DIRECTIONS
Faithfully return all lines, omitting every embedded picture.

SUPPLIED ENTRIES
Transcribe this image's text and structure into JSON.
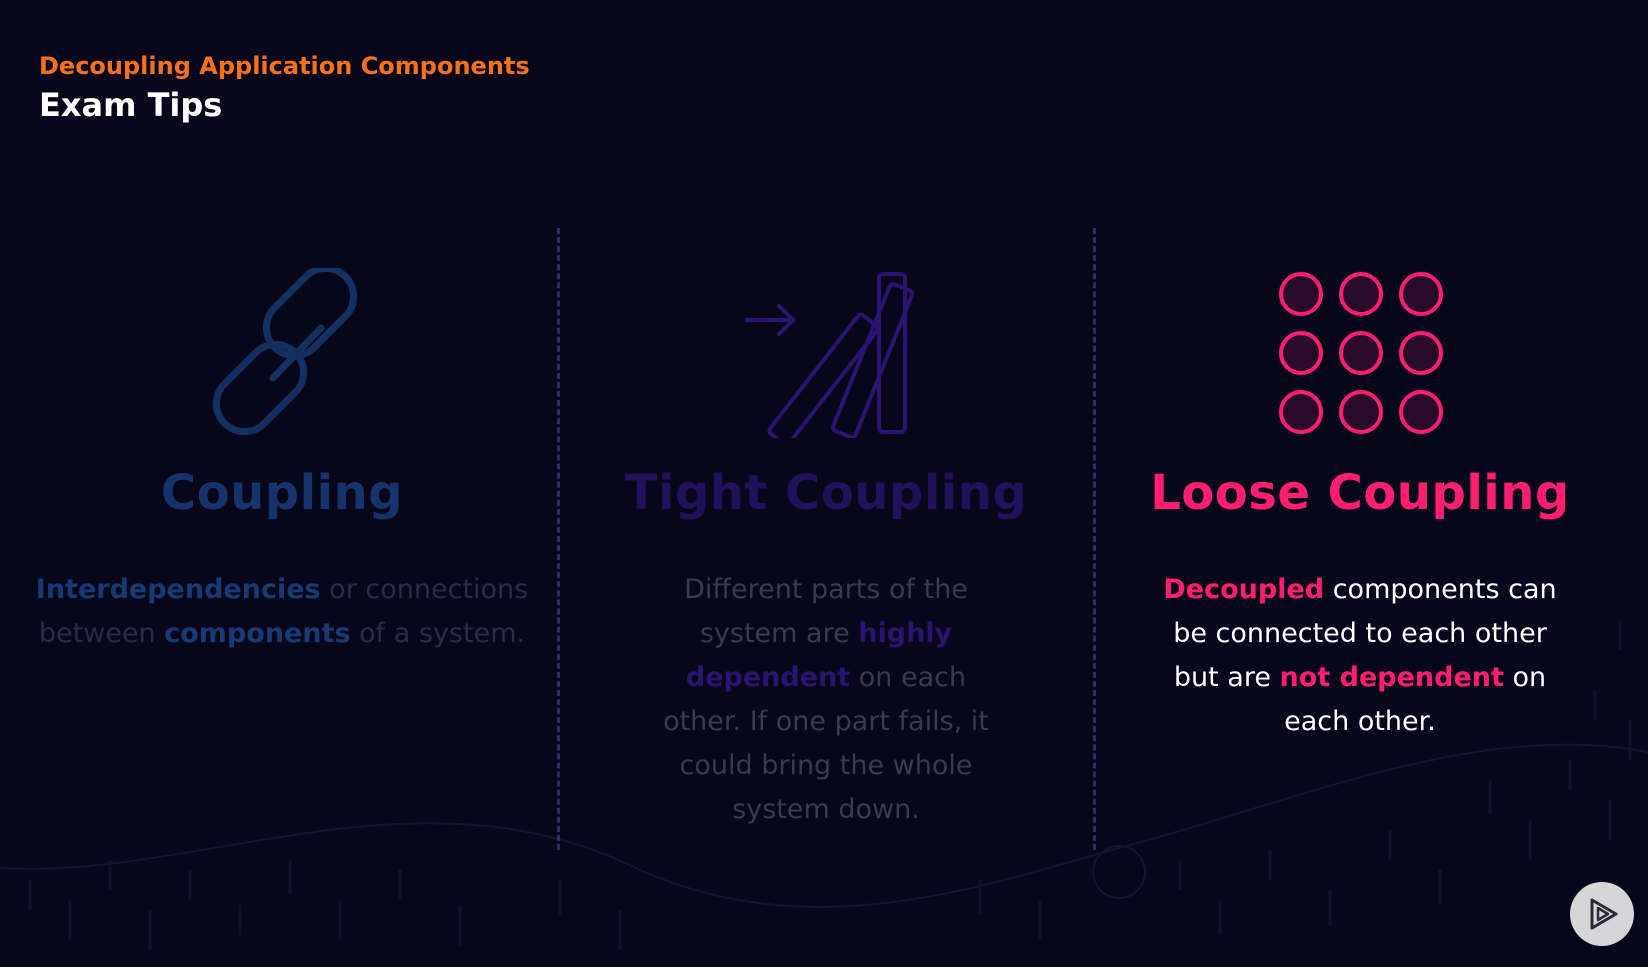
{
  "header": {
    "subtitle": "Decoupling Application Components",
    "title": "Exam Tips"
  },
  "columns": [
    {
      "icon": "chain-link-icon",
      "heading": "Coupling",
      "text": {
        "p1_bold": "Interdependencies",
        "p2": " or connections between ",
        "p3_bold": "components",
        "p4": " of a system."
      }
    },
    {
      "icon": "falling-dominoes-icon",
      "heading": "Tight Coupling",
      "text": {
        "p1": "Different parts of the system are ",
        "p2_bold": "highly dependent",
        "p3": " on each other. If one part fails, it could bring the whole system down."
      }
    },
    {
      "icon": "dot-grid-icon",
      "heading": "Loose Coupling",
      "text": {
        "p1_bold": "Decoupled",
        "p2": " components can be connected to each other but are ",
        "p3_bold": "not dependent",
        "p4": " on each other."
      }
    }
  ],
  "colors": {
    "accent_orange": "#f7711c",
    "accent_pink": "#ff1f6e",
    "background": "#07061a"
  }
}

FULL ANSWER
Transcribe this image's text and structure into JSON.
{
  "header": {
    "subtitle": "Decoupling Application Components",
    "title": "Exam Tips"
  },
  "columns": [
    {
      "icon": "chain-link-icon",
      "heading": "Coupling",
      "text": {
        "p1_bold": "Interdependencies",
        "p2": " or connections between ",
        "p3_bold": "components",
        "p4": " of a system."
      }
    },
    {
      "icon": "falling-dominoes-icon",
      "heading": "Tight Coupling",
      "text": {
        "p1": "Different parts of the system are ",
        "p2_bold": "highly dependent",
        "p3": " on each other. If one part fails, it could bring the whole system down."
      }
    },
    {
      "icon": "dot-grid-icon",
      "heading": "Loose Coupling",
      "text": {
        "p1_bold": "Decoupled",
        "p2": " components can be connected to each other but are ",
        "p3_bold": "not dependent",
        "p4": " on each other."
      }
    }
  ],
  "colors": {
    "accent_orange": "#f7711c",
    "accent_pink": "#ff1f6e",
    "background": "#07061a"
  }
}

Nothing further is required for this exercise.